━━━ Exercise data ━━━

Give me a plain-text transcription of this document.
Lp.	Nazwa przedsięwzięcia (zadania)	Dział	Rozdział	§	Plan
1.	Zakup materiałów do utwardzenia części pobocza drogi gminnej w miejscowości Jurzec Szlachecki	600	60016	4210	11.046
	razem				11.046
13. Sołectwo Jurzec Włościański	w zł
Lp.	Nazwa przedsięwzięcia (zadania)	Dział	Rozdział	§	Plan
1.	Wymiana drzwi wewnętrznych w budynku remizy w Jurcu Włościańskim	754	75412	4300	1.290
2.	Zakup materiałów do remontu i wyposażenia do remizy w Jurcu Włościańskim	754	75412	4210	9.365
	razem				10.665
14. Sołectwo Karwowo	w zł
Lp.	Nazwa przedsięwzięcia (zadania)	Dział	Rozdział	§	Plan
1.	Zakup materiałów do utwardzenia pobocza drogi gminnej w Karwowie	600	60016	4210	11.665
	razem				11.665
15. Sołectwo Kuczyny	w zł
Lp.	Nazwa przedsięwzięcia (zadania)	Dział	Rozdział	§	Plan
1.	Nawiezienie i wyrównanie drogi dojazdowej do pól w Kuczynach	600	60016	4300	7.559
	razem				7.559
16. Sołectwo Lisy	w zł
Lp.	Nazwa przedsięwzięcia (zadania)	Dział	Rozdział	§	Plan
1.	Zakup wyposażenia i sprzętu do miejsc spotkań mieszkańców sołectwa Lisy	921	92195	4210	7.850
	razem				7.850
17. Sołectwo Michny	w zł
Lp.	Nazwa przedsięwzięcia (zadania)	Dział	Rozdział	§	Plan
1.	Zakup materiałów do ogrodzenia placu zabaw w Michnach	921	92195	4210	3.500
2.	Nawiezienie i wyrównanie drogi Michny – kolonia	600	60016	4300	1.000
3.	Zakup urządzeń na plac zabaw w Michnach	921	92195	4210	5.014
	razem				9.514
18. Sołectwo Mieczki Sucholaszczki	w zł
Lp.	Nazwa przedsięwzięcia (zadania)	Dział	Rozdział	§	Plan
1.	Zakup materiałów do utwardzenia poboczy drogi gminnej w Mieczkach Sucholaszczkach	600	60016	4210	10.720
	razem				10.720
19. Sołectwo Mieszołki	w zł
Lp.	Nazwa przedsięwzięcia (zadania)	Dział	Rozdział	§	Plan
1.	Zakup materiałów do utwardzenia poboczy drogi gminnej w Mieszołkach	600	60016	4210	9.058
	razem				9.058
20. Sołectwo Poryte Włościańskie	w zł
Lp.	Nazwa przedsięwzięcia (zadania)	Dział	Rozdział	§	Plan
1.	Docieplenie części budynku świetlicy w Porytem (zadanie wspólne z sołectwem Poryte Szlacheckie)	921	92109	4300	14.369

━━━

> [Stated task]
Recopy the entries above in their entirety, exactly.

> [Output of the exercise]
Give me a plain-text transcription of this document.
Lp.	Nazwa przedsięwzięcia (zadania)	Dział	Rozdział	§	Plan
1.	Zakup materiałów do utwardzenia części pobocza drogi gminnej w miejscowości Jurzec Szlachecki	600	60016	4210	11.046
	razem				11.046
13. Sołectwo Jurzec Włościański	w zł
Lp.	Nazwa przedsięwzięcia (zadania)	Dział	Rozdział	§	Plan
1.	Wymiana drzwi wewnętrznych w budynku remizy w Jurcu Włościańskim	754	75412	4300	1.290
2.	Zakup materiałów do remontu i wyposażenia do remizy w Jurcu Włościańskim	754	75412	4210	9.365
	razem				10.665
14. Sołectwo Karwowo	w zł
Lp.	Nazwa przedsięwzięcia (zadania)	Dział	Rozdział	§	Plan
1.	Zakup materiałów do utwardzenia pobocza drogi gminnej w Karwowie	600	60016	4210	11.665
	razem				11.665
15. Sołectwo Kuczyny	w zł
Lp.	Nazwa przedsięwzięcia (zadania)	Dział	Rozdział	§	Plan
1.	Nawiezienie i wyrównanie drogi dojazdowej do pól w Kuczynach	600	60016	4300	7.559
	razem				7.559
16. Sołectwo Lisy	w zł
Lp.	Nazwa przedsięwzięcia (zadania)	Dział	Rozdział	§	Plan
1.	Zakup wyposażenia i sprzętu do miejsc spotkań mieszkańców sołectwa Lisy	921	92195	4210	7.850
	razem				7.850
17. Sołectwo Michny	w zł
Lp.	Nazwa przedsięwzięcia (zadania)	Dział	Rozdział	§	Plan
1.	Zakup materiałów do ogrodzenia placu zabaw w Michnach	921	92195	4210	3.500
2.	Nawiezienie i wyrównanie drogi Michny – kolonia	600	60016	4300	1.000
3.	Zakup urządzeń na plac zabaw w Michnach	921	92195	4210	5.014
	razem				9.514
18. Sołectwo Mieczki Sucholaszczki	w zł
Lp.	Nazwa przedsięwzięcia (zadania)	Dział	Rozdział	§	Plan
1.	Zakup materiałów do utwardzenia poboczy drogi gminnej w Mieczkach Sucholaszczkach	600	60016	4210	10.720
	razem				10.720
19. Sołectwo Mieszołki	w zł
Lp.	Nazwa przedsięwzięcia (zadania)	Dział	Rozdział	§	Plan
1.	Zakup materiałów do utwardzenia poboczy drogi gminnej w Mieszołkach	600	60016	4210	9.058
	razem				9.058
20. Sołectwo Poryte Włościańskie	w zł
Lp.	Nazwa przedsięwzięcia (zadania)	Dział	Rozdział	§	Plan
1.	Docieplenie części budynku świetlicy w Porytem (zadanie wspólne z sołectwem Poryte Szlacheckie)	921	92109	4300	14.369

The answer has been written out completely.